## STUDY TEXT
((

You can’t stop every single act of violence by driving it underground.

While some do not, Dawson believes that the Zehalf-Bibeau shooting was terrorism.

“It was a lone wolf terrorist attack infused by his own mental difficulties,” he said. “He secured a gun, bought the car, didn’t shoot the first cop he ran into, but it seems fairly clear that he chose a politically appropriate target. Then it’s an open question whether he meant to attack Parliament or whether he was just surprised that nobody gunned him down.”

Critics of Bill C-51 have said these new laws aren’t necessary and that the Canadian government has failed to demonstrate how current legislation is unable to reprimand acts of terror or how these new laws could prevent lone wolves like Zehalf-Bibeau.

“This version of glorification laws is sort of a lighter version than the kind existing in France,” said Carmen Cheung, Senior Counsel for the British Columbia Civil Liberties Association (BCCLA). But, “We can see from the French example that you can’t stop every single act of violence by driving it underground and it may make it more difficult to detect potential threats. Ideas aren’t dangerous.”

Despite ‘jihad terrorism’ being mentioned in Parliament, the breadth of Bill C-51 remains frightening.

What is terrorism?

Referring to the ambiguous language within the bill, Tyler Levitan of Independent Jewish Voices said, "What is terrorism 'in general'? The way the bill is framed is not only extremely disconcerting for Palestinian human rights activists, but for Canadians in support of the rights of the Tamil people, environmentalists and native groups.”

The way the bill is framed is extremely disconcerting for Palestinian human rights activists.

Bill C-51 also designates a new felony of those who interfere with ‘critical infrastructure’, something that worries organizations like Greenpeace, who have been called ‘violent extremists’ alongside Aboriginal groups opposing tar sands and pipelines.

When asked how Bill C-51 would distinguish between factors like these, Harper replied with, “whether they’re in a basement, or whether they’re in a mosque or somewhere else,” promoting terrorism would be a serious offence for anyone.

The National Council of Canadian Muslims (NCCM) took issue with that, Canada’s Muslim community having disproportionately felt the affects of 2001’s new security procedures.

“We are concerned as every other fellow citizen with securing the security of our country,” said Ihsaan Gardee, NCCM’s executive director. “But human rights and civil liberties should go hand and hand. Our view is that it’s important to do something effective and not something that’s for the sake of being seen to be doing something. Radicalization towards extremist violence needs a community that takes it seriously and all Canadians should be able to make their voices heard.”

Dawson is concerned as well. He believes that Bill C-51 could help reprimand real treats, but also wonders what negative effects new laws could bring.

))

Stored records
((

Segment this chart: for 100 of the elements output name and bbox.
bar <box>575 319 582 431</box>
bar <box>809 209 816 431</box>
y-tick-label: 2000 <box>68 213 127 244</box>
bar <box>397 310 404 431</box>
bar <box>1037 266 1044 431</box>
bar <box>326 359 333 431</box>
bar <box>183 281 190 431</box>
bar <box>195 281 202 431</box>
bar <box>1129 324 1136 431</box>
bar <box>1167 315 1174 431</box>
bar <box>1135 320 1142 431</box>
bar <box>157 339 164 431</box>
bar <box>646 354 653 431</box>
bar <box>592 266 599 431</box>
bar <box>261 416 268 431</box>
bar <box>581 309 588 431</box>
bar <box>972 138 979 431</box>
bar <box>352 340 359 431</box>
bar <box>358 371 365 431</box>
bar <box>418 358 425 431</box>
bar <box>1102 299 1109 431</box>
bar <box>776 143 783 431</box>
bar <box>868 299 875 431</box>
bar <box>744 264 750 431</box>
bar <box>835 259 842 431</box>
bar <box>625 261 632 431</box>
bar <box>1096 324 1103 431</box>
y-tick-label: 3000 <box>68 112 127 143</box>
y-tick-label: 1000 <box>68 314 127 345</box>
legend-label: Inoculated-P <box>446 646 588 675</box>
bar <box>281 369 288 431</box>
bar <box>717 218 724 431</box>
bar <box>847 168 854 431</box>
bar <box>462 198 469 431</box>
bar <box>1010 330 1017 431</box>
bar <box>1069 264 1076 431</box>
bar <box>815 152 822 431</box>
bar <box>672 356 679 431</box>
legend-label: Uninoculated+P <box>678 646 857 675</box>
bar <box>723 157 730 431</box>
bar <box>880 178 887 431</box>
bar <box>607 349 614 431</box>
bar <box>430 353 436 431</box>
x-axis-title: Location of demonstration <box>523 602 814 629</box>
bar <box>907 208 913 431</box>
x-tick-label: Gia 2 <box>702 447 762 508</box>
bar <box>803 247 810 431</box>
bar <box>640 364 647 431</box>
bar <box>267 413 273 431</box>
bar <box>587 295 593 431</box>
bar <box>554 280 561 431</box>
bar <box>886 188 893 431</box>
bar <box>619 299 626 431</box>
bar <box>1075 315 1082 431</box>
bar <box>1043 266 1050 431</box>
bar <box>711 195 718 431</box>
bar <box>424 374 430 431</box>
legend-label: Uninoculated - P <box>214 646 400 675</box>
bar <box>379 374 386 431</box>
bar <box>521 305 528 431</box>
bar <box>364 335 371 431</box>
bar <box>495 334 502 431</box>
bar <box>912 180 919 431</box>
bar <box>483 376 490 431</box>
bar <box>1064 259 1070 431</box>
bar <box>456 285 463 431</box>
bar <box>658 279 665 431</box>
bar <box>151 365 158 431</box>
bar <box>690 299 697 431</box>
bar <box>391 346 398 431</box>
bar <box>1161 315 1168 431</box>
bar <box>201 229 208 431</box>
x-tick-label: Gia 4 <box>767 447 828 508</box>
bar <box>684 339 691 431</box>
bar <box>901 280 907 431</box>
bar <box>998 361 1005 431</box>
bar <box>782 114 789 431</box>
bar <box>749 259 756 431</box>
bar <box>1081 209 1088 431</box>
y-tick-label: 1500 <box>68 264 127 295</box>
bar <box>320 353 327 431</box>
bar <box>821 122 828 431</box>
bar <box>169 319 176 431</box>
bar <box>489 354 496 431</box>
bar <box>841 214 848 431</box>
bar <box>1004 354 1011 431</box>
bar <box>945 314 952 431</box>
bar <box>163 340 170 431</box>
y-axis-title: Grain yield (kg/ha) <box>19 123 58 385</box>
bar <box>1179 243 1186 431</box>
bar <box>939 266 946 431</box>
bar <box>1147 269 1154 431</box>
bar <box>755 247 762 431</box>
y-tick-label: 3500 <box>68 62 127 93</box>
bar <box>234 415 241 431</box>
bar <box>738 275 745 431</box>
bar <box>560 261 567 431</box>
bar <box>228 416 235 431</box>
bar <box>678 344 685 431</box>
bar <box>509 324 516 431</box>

))

## WORK TO COMPLETE
• 1. From the Bill C-51 article, write out the passage that opens with the words containing "The way the bill is framed is extremely" and closes with "sands and pipelines.".
• 2. Answer these questions from the Bill C-51 article:
(a) What position does Carmen Cheung hold?
(b) Which organization is Tyler Levitan with?
(c) Who is the executive director of the National Council of Canadian Muslims?

## ANSWERS PER TASK
• 1.
The way the bill is framed is extremely disconcerting for Palestinian human rights activists.

Bill C-51 also designates a new felony of those who interfere with ‘critical infrastructure’, something that worries organizations like Greenpeace, who have been called ‘violent extremists’ alongside Aboriginal groups opposing tar sands and pipelines.

• 2.
(a) Senior Counsel for the British Columbia Civil Liberties Association (BCCLA)
(b) Independent Jewish Voices
(c) Ihsaan Gardee